A run of records:

►

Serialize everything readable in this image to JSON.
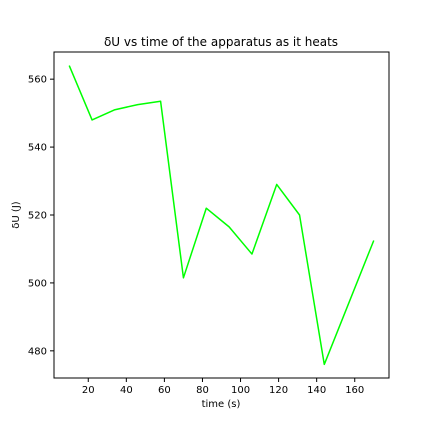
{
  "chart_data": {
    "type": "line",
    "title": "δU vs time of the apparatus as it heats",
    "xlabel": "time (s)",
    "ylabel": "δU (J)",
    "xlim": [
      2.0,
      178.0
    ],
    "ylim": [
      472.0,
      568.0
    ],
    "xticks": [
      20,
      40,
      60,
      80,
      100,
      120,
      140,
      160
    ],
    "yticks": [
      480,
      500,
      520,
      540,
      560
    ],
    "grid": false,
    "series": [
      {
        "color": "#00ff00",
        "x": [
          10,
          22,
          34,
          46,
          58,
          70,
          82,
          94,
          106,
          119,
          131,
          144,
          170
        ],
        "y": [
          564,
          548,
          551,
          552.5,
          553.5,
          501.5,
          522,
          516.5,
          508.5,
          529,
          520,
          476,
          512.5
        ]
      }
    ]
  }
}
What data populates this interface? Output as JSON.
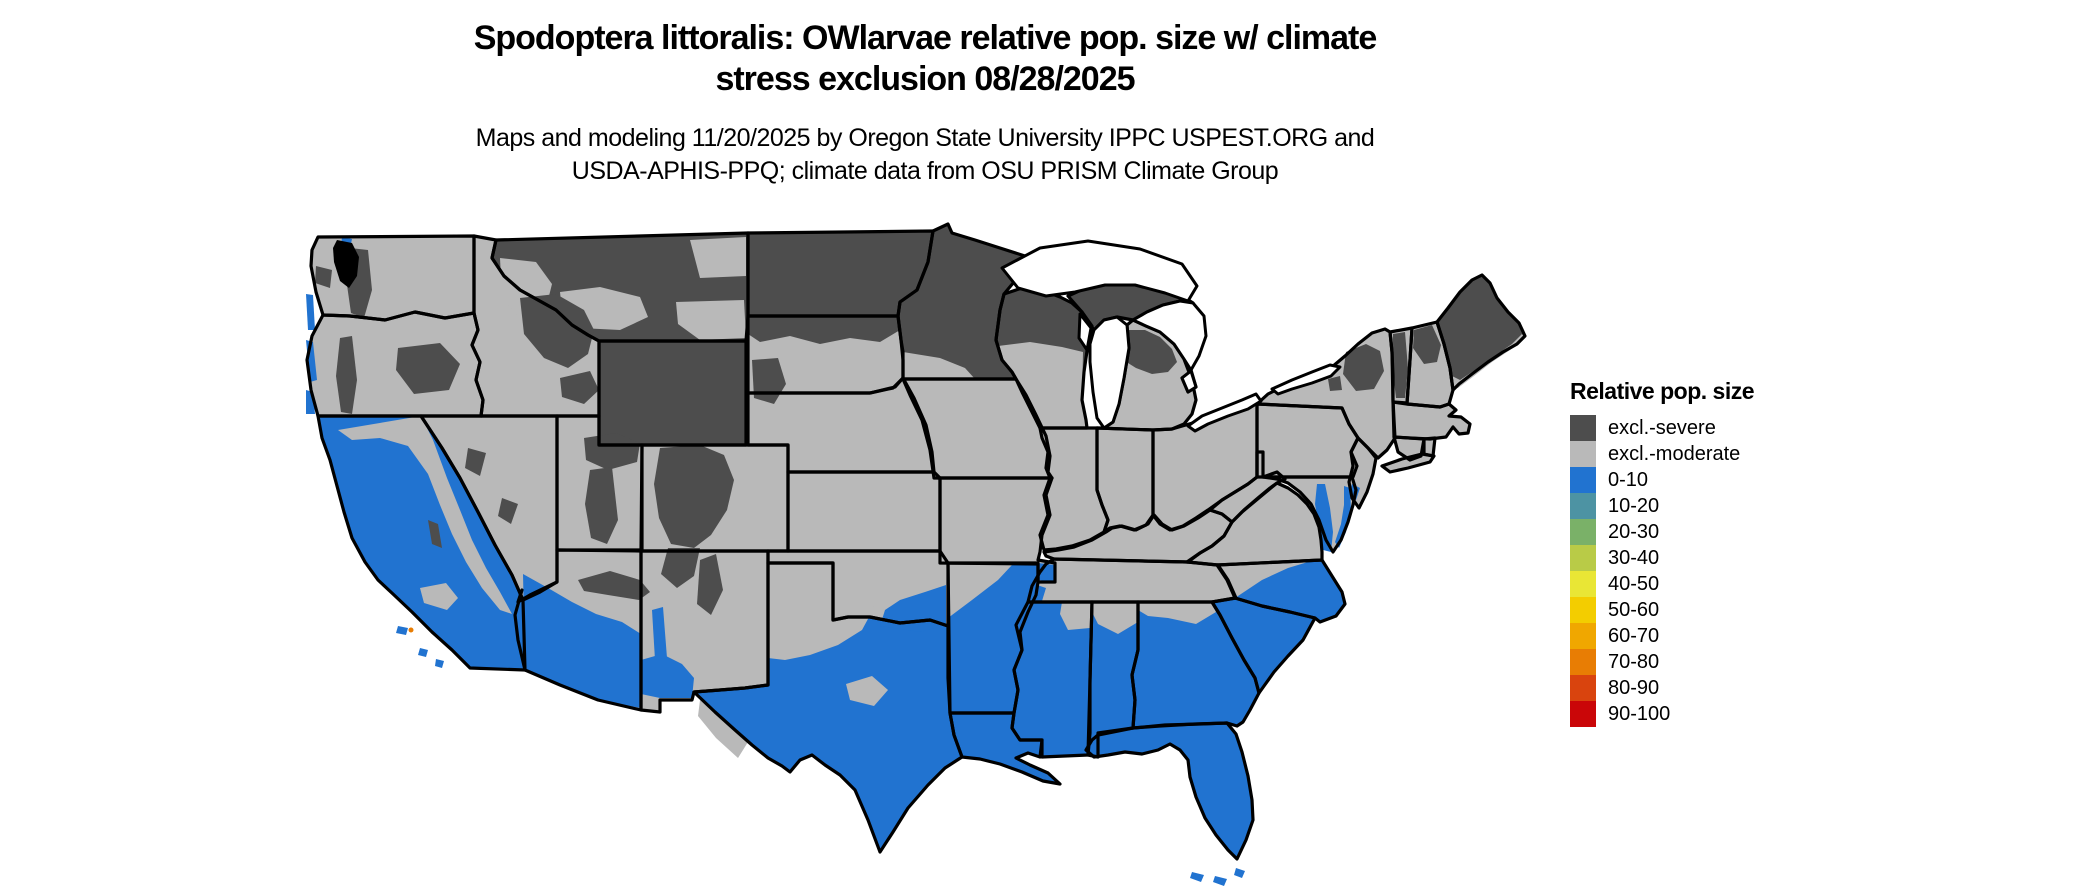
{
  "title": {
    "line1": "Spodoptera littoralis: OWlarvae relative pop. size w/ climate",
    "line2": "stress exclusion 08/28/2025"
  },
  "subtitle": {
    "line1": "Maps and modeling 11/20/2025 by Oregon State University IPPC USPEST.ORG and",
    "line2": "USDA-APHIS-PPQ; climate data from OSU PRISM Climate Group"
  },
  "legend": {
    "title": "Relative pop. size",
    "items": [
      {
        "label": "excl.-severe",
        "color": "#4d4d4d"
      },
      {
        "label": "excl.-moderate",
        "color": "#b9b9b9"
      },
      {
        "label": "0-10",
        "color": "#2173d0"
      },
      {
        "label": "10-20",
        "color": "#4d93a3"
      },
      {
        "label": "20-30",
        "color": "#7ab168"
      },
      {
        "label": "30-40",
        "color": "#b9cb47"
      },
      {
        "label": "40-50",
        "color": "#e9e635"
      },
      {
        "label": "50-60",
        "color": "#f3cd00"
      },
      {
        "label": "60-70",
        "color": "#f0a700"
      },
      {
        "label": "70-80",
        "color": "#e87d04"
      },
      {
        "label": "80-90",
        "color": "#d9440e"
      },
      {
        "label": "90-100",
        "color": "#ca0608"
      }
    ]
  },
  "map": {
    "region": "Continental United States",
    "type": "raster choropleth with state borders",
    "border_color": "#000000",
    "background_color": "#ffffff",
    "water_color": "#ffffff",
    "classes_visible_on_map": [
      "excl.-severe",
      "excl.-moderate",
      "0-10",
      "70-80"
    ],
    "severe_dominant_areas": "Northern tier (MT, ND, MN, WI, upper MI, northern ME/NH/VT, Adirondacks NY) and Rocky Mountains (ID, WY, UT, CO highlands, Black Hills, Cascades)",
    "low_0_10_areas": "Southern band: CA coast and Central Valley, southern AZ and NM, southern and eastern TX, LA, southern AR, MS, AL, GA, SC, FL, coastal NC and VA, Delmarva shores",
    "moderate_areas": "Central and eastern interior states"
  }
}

◄

Every entry must be transcribed exactly. Pictures do not belong in the copy.

Solution to this exercise:
Serialize everything readable in this image to JSON.
{
  "chart_data": {
    "type": "line",
    "title": "δU vs time of the apparatus as it heats",
    "xlabel": "time (s)",
    "ylabel": "δU (J)",
    "xlim": [
      2.0,
      178.0
    ],
    "ylim": [
      472.0,
      568.0
    ],
    "xticks": [
      20,
      40,
      60,
      80,
      100,
      120,
      140,
      160
    ],
    "yticks": [
      480,
      500,
      520,
      540,
      560
    ],
    "grid": false,
    "series": [
      {
        "color": "#00ff00",
        "x": [
          10,
          22,
          34,
          46,
          58,
          70,
          82,
          94,
          106,
          119,
          131,
          144,
          170
        ],
        "y": [
          564,
          548,
          551,
          552.5,
          553.5,
          501.5,
          522,
          516.5,
          508.5,
          529,
          520,
          476,
          512.5
        ]
      }
    ]
  }
}
What data populates this interface? Output as JSON.
{
  "title": {
    "line1": "Spodoptera littoralis: OWlarvae relative pop. size w/ climate",
    "line2": "stress exclusion 08/28/2025"
  },
  "subtitle": {
    "line1": "Maps and modeling 11/20/2025 by Oregon State University IPPC USPEST.ORG and",
    "line2": "USDA-APHIS-PPQ; climate data from OSU PRISM Climate Group"
  },
  "legend": {
    "title": "Relative pop. size",
    "items": [
      {
        "label": "excl.-severe",
        "color": "#4d4d4d"
      },
      {
        "label": "excl.-moderate",
        "color": "#b9b9b9"
      },
      {
        "label": "0-10",
        "color": "#2173d0"
      },
      {
        "label": "10-20",
        "color": "#4d93a3"
      },
      {
        "label": "20-30",
        "color": "#7ab168"
      },
      {
        "label": "30-40",
        "color": "#b9cb47"
      },
      {
        "label": "40-50",
        "color": "#e9e635"
      },
      {
        "label": "50-60",
        "color": "#f3cd00"
      },
      {
        "label": "60-70",
        "color": "#f0a700"
      },
      {
        "label": "70-80",
        "color": "#e87d04"
      },
      {
        "label": "80-90",
        "color": "#d9440e"
      },
      {
        "label": "90-100",
        "color": "#ca0608"
      }
    ]
  },
  "map": {
    "region": "Continental United States",
    "type": "raster choropleth with state borders",
    "border_color": "#000000",
    "background_color": "#ffffff",
    "water_color": "#ffffff",
    "classes_visible_on_map": [
      "excl.-severe",
      "excl.-moderate",
      "0-10",
      "70-80"
    ],
    "severe_dominant_areas": "Northern tier (MT, ND, MN, WI, upper MI, northern ME/NH/VT, Adirondacks NY) and Rocky Mountains (ID, WY, UT, CO highlands, Black Hills, Cascades)",
    "low_0_10_areas": "Southern band: CA coast and Central Valley, southern AZ and NM, southern and eastern TX, LA, southern AR, MS, AL, GA, SC, FL, coastal NC and VA, Delmarva shores",
    "moderate_areas": "Central and eastern interior states"
  }
}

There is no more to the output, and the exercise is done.